### MATERIAL FOR THIS EXERCISE

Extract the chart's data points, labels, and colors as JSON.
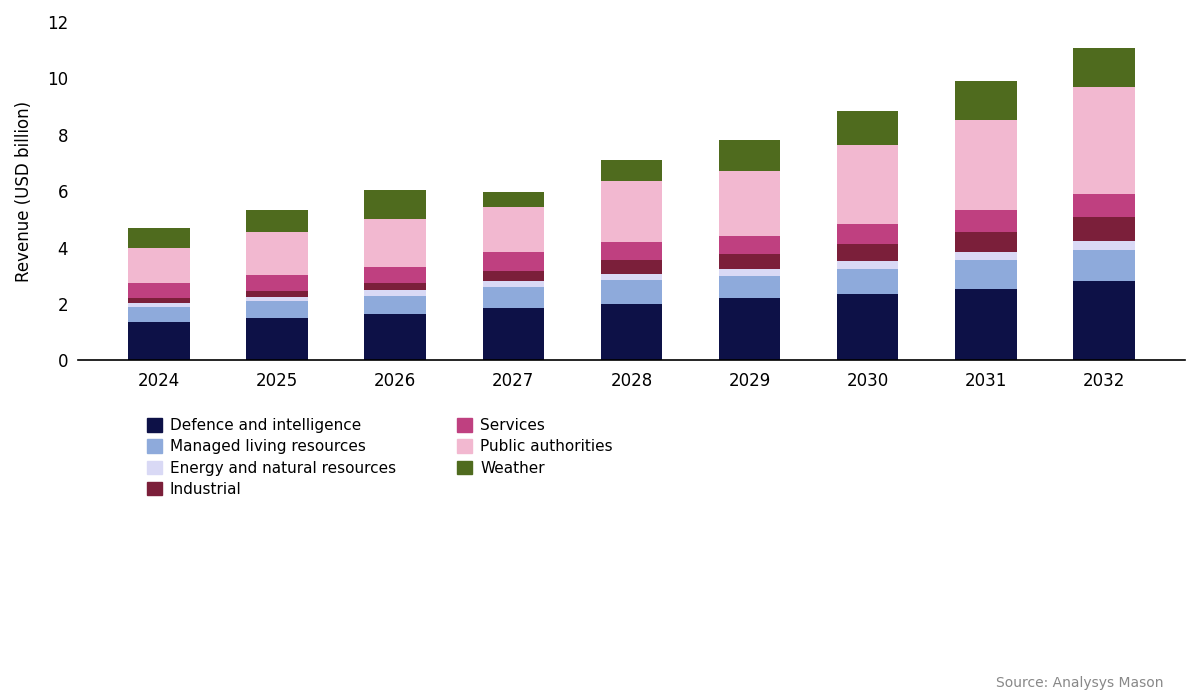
{
  "years": [
    2024,
    2025,
    2026,
    2027,
    2028,
    2029,
    2030,
    2031,
    2032
  ],
  "segments": {
    "Defence and intelligence": [
      1.35,
      1.5,
      1.65,
      1.85,
      2.0,
      2.2,
      2.35,
      2.55,
      2.8
    ],
    "Managed living resources": [
      0.55,
      0.6,
      0.65,
      0.75,
      0.85,
      0.8,
      0.9,
      1.0,
      1.1
    ],
    "Energy and natural resources": [
      0.15,
      0.15,
      0.18,
      0.2,
      0.22,
      0.25,
      0.28,
      0.3,
      0.35
    ],
    "Industrial": [
      0.18,
      0.22,
      0.25,
      0.38,
      0.48,
      0.52,
      0.6,
      0.72,
      0.82
    ],
    "Services": [
      0.5,
      0.55,
      0.6,
      0.65,
      0.65,
      0.65,
      0.7,
      0.75,
      0.82
    ],
    "Public authorities": [
      1.25,
      1.55,
      1.7,
      1.6,
      2.15,
      2.3,
      2.8,
      3.2,
      3.8
    ],
    "Weather": [
      0.7,
      0.75,
      1.0,
      0.55,
      0.75,
      1.1,
      1.2,
      1.4,
      1.4
    ]
  },
  "colors": {
    "Defence and intelligence": "#0d1147",
    "Managed living resources": "#8eaadb",
    "Energy and natural resources": "#d9d9f5",
    "Industrial": "#7b1f3a",
    "Services": "#bf4080",
    "Public authorities": "#f2b8d0",
    "Weather": "#4f6b1e"
  },
  "ylabel": "Revenue (USD billion)",
  "ylim": [
    0,
    12
  ],
  "yticks": [
    0,
    2,
    4,
    6,
    8,
    10,
    12
  ],
  "source_text": "Source: Analysys Mason",
  "background_color": "#ffffff",
  "legend_left_col": [
    "Defence and intelligence",
    "Energy and natural resources",
    "Services",
    "Weather"
  ],
  "legend_right_col": [
    "Managed living resources",
    "Industrial",
    "Public authorities"
  ]
}
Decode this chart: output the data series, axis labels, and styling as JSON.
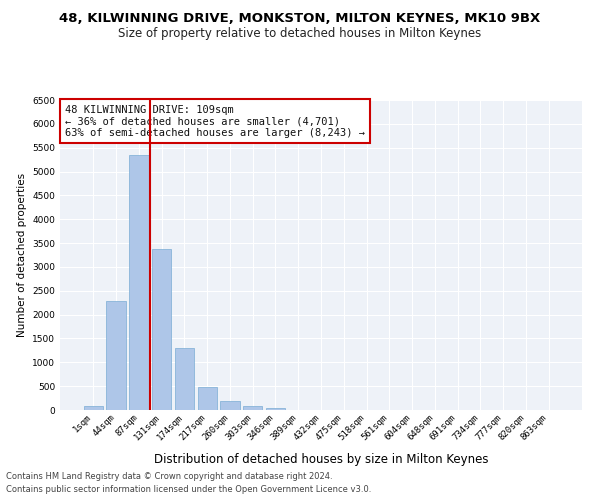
{
  "title1": "48, KILWINNING DRIVE, MONKSTON, MILTON KEYNES, MK10 9BX",
  "title2": "Size of property relative to detached houses in Milton Keynes",
  "xlabel": "Distribution of detached houses by size in Milton Keynes",
  "ylabel": "Number of detached properties",
  "categories": [
    "1sqm",
    "44sqm",
    "87sqm",
    "131sqm",
    "174sqm",
    "217sqm",
    "260sqm",
    "303sqm",
    "346sqm",
    "389sqm",
    "432sqm",
    "475sqm",
    "518sqm",
    "561sqm",
    "604sqm",
    "648sqm",
    "691sqm",
    "734sqm",
    "777sqm",
    "820sqm",
    "863sqm"
  ],
  "values": [
    75,
    2280,
    5350,
    3380,
    1300,
    480,
    190,
    80,
    50,
    0,
    0,
    0,
    0,
    0,
    0,
    0,
    0,
    0,
    0,
    0,
    0
  ],
  "bar_color": "#aec6e8",
  "bar_edge_color": "#7aadd4",
  "vline_x_idx": 2,
  "vline_color": "#cc0000",
  "annotation_text": "48 KILWINNING DRIVE: 109sqm\n← 36% of detached houses are smaller (4,701)\n63% of semi-detached houses are larger (8,243) →",
  "annotation_box_color": "white",
  "annotation_box_edge": "#cc0000",
  "ylim": [
    0,
    6500
  ],
  "yticks": [
    0,
    500,
    1000,
    1500,
    2000,
    2500,
    3000,
    3500,
    4000,
    4500,
    5000,
    5500,
    6000,
    6500
  ],
  "footer1": "Contains HM Land Registry data © Crown copyright and database right 2024.",
  "footer2": "Contains public sector information licensed under the Open Government Licence v3.0.",
  "bg_color": "#eef2f8",
  "grid_color": "white",
  "title1_fontsize": 9.5,
  "title2_fontsize": 8.5,
  "xlabel_fontsize": 8.5,
  "ylabel_fontsize": 7.5,
  "tick_fontsize": 6.5,
  "annot_fontsize": 7.5,
  "footer_fontsize": 6.0
}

### EXERCISE PROMPT
Copy each line of the records above that carries the word "Industrial".

### ANSWER TO THIS PROBLEM
    "Industrial": [
    "Industrial": "#7b1f3a",
    "Industrial",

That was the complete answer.